── EXTRACTED ENTRIES ──

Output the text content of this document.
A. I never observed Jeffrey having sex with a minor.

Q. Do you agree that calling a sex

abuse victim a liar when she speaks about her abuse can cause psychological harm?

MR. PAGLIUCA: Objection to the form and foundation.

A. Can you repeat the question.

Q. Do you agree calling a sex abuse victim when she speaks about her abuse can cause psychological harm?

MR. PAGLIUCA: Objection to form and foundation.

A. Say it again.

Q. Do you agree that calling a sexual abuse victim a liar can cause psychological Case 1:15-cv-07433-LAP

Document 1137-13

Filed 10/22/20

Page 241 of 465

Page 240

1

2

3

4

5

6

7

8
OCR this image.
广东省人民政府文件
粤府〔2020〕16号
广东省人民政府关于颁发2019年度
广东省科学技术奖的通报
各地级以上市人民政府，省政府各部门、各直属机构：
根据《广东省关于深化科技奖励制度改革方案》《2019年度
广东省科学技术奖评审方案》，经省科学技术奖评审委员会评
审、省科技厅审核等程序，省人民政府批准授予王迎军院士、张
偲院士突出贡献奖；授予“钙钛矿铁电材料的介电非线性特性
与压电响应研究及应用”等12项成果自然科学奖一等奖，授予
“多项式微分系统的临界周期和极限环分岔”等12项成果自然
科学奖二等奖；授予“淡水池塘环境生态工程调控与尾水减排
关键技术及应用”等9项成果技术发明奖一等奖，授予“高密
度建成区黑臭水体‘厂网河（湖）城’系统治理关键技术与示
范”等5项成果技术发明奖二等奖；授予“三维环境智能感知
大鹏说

───
── EXTRACTED ENTRIES ──

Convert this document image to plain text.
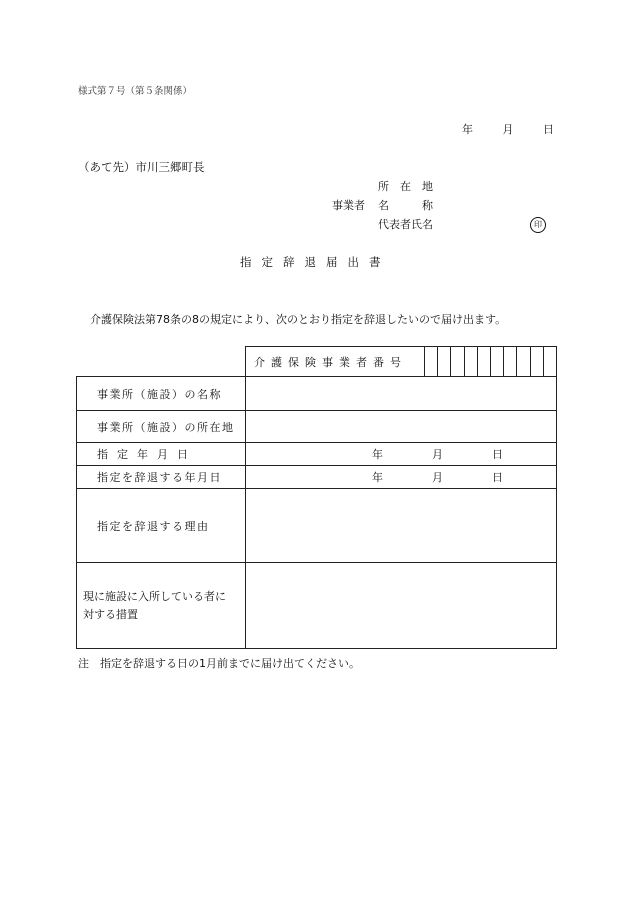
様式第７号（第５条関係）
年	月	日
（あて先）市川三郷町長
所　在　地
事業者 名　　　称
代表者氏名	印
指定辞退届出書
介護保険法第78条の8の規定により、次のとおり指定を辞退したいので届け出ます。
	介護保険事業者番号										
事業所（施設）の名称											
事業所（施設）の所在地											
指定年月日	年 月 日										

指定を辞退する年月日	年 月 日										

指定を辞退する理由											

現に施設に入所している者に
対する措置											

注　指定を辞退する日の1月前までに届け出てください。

───
── EXTRACTED ENTRIES ──

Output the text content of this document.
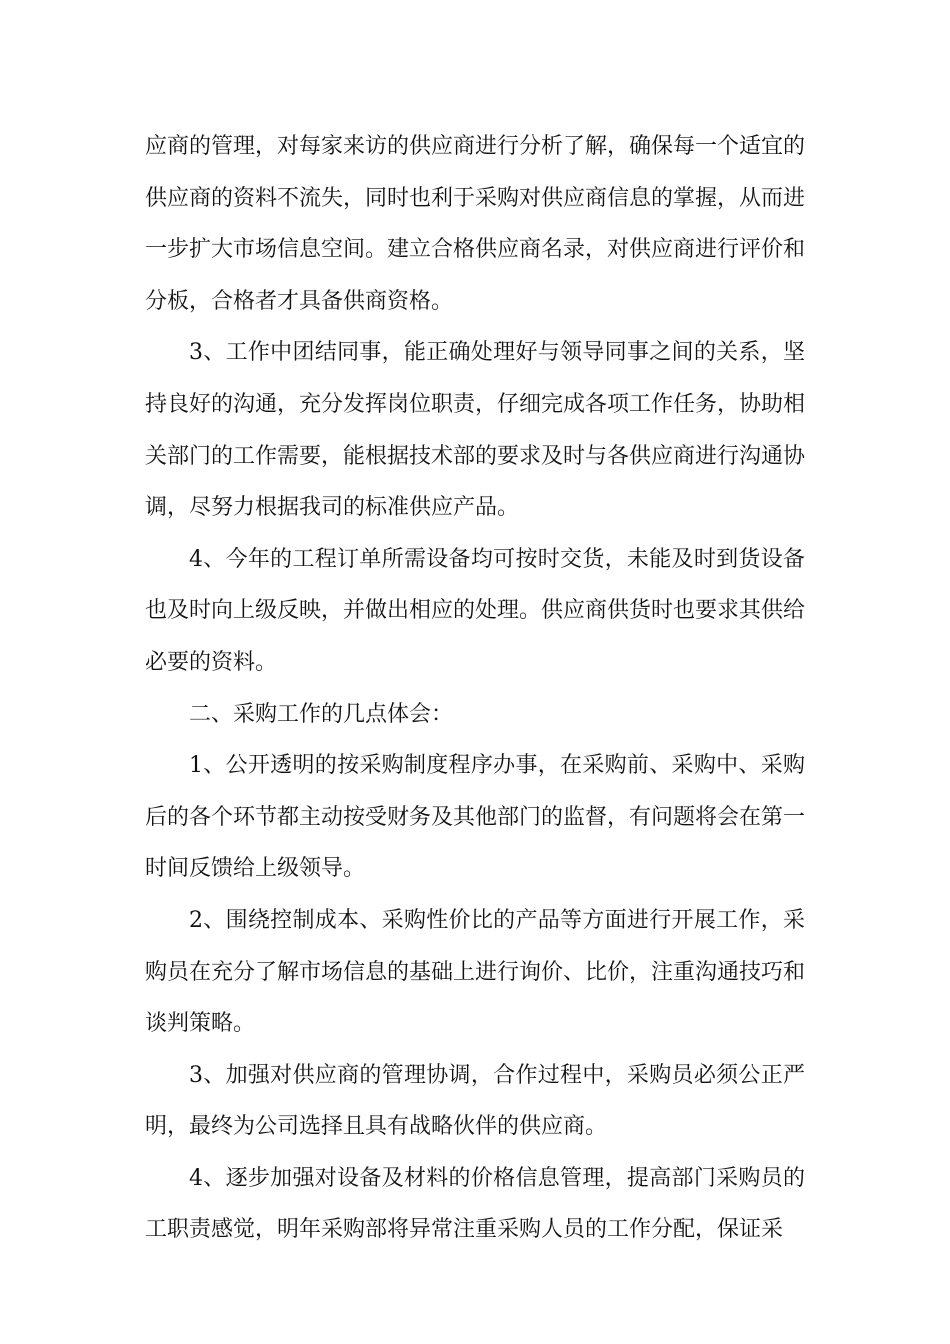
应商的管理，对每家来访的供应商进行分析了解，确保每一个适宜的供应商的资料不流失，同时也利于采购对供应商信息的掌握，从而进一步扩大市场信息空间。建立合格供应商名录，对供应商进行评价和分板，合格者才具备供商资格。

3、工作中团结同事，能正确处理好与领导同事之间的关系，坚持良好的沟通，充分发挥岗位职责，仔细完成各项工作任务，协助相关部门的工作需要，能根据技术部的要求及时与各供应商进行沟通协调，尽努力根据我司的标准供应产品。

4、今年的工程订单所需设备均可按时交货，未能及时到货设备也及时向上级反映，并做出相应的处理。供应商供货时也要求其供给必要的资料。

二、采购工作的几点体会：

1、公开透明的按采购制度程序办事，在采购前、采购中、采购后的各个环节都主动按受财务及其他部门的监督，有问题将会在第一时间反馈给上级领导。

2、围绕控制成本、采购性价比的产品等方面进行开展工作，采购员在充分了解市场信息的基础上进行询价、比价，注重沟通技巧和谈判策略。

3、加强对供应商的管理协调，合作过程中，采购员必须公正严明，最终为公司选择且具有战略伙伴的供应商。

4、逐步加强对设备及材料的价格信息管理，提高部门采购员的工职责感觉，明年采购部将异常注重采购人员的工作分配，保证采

───

### PROBLEM REQUIREMENTS
Go through the material above and count the lines that include "Objection". Give the number alone.

### THE OUTPUT
2